┌────────

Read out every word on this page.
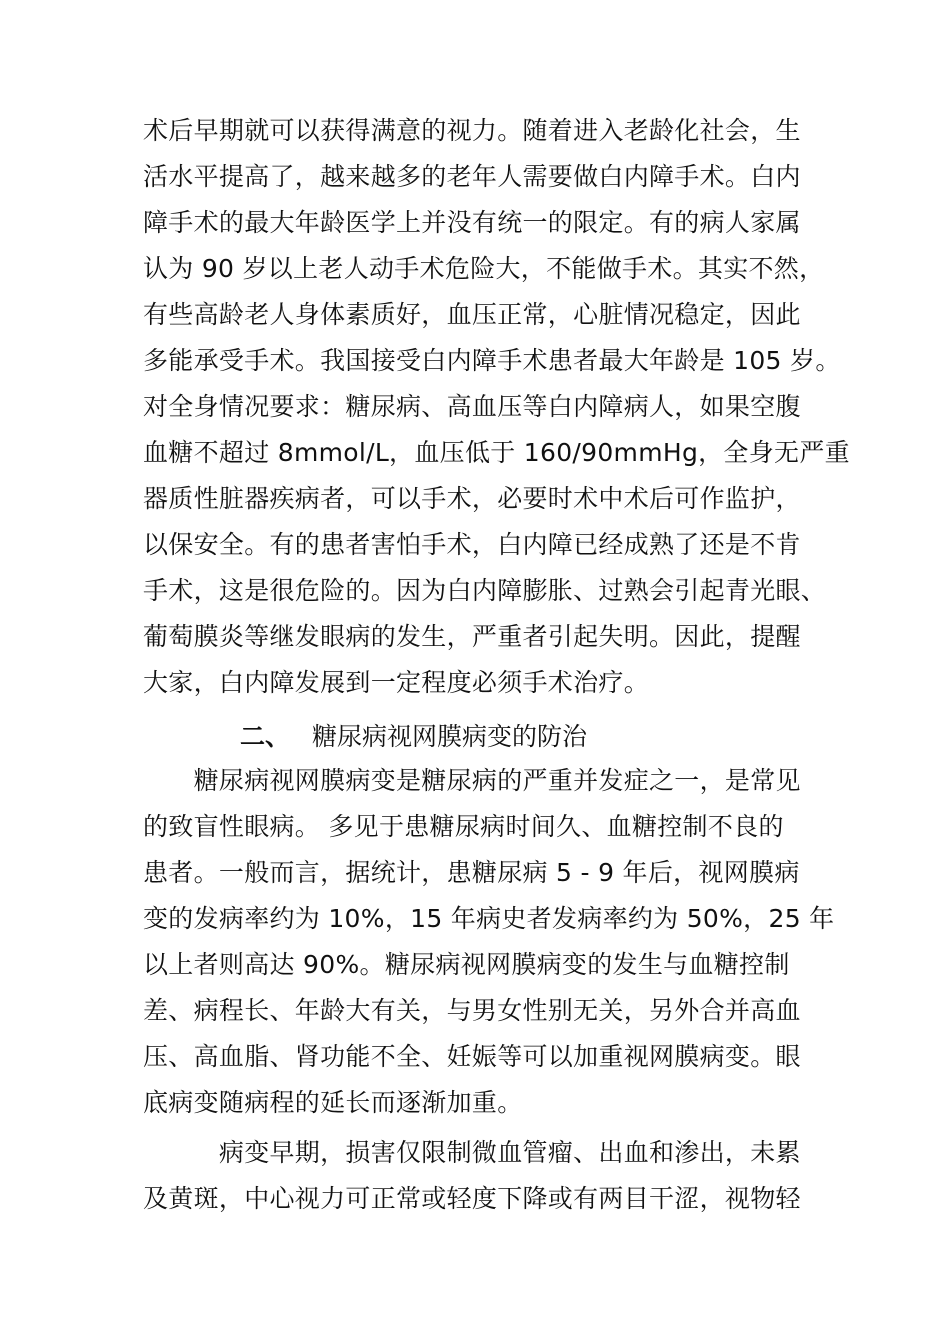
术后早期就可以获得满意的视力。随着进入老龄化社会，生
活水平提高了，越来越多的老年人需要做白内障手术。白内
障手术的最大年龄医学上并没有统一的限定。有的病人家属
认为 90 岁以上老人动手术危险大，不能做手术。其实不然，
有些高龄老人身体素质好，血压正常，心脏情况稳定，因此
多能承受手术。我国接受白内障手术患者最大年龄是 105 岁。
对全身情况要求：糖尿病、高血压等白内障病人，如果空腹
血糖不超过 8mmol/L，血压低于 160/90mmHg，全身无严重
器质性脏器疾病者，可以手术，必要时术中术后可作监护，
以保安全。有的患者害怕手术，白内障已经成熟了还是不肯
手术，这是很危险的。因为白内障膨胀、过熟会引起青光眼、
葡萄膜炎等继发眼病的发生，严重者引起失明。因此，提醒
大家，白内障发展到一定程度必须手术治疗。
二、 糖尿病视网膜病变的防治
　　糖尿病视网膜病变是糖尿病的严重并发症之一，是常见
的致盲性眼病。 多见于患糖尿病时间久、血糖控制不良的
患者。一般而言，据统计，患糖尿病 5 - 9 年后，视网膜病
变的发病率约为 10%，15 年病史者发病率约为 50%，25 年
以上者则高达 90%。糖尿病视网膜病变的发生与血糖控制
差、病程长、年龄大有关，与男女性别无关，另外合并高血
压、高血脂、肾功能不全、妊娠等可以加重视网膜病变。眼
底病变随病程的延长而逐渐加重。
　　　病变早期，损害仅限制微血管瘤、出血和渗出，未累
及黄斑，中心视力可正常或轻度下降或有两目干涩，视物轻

└────────

*Goal*:
Go through the data above and transcribe it in full, omitting any image.

*Answer*:
Read out every word on this page.
术后早期就可以获得满意的视力。随着进入老龄化社会，生
活水平提高了，越来越多的老年人需要做白内障手术。白内
障手术的最大年龄医学上并没有统一的限定。有的病人家属
认为 90 岁以上老人动手术危险大，不能做手术。其实不然，
有些高龄老人身体素质好，血压正常，心脏情况稳定，因此
多能承受手术。我国接受白内障手术患者最大年龄是 105 岁。
对全身情况要求：糖尿病、高血压等白内障病人，如果空腹
血糖不超过 8mmol/L，血压低于 160/90mmHg，全身无严重
器质性脏器疾病者，可以手术，必要时术中术后可作监护，
以保安全。有的患者害怕手术，白内障已经成熟了还是不肯
手术，这是很危险的。因为白内障膨胀、过熟会引起青光眼、
葡萄膜炎等继发眼病的发生，严重者引起失明。因此，提醒
大家，白内障发展到一定程度必须手术治疗。
二、 糖尿病视网膜病变的防治
　　糖尿病视网膜病变是糖尿病的严重并发症之一，是常见
的致盲性眼病。 多见于患糖尿病时间久、血糖控制不良的
患者。一般而言，据统计，患糖尿病 5 - 9 年后，视网膜病
变的发病率约为 10%，15 年病史者发病率约为 50%，25 年
以上者则高达 90%。糖尿病视网膜病变的发生与血糖控制
差、病程长、年龄大有关，与男女性别无关，另外合并高血
压、高血脂、肾功能不全、妊娠等可以加重视网膜病变。眼
底病变随病程的延长而逐渐加重。
　　　病变早期，损害仅限制微血管瘤、出血和渗出，未累
及黄斑，中心视力可正常或轻度下降或有两目干涩，视物轻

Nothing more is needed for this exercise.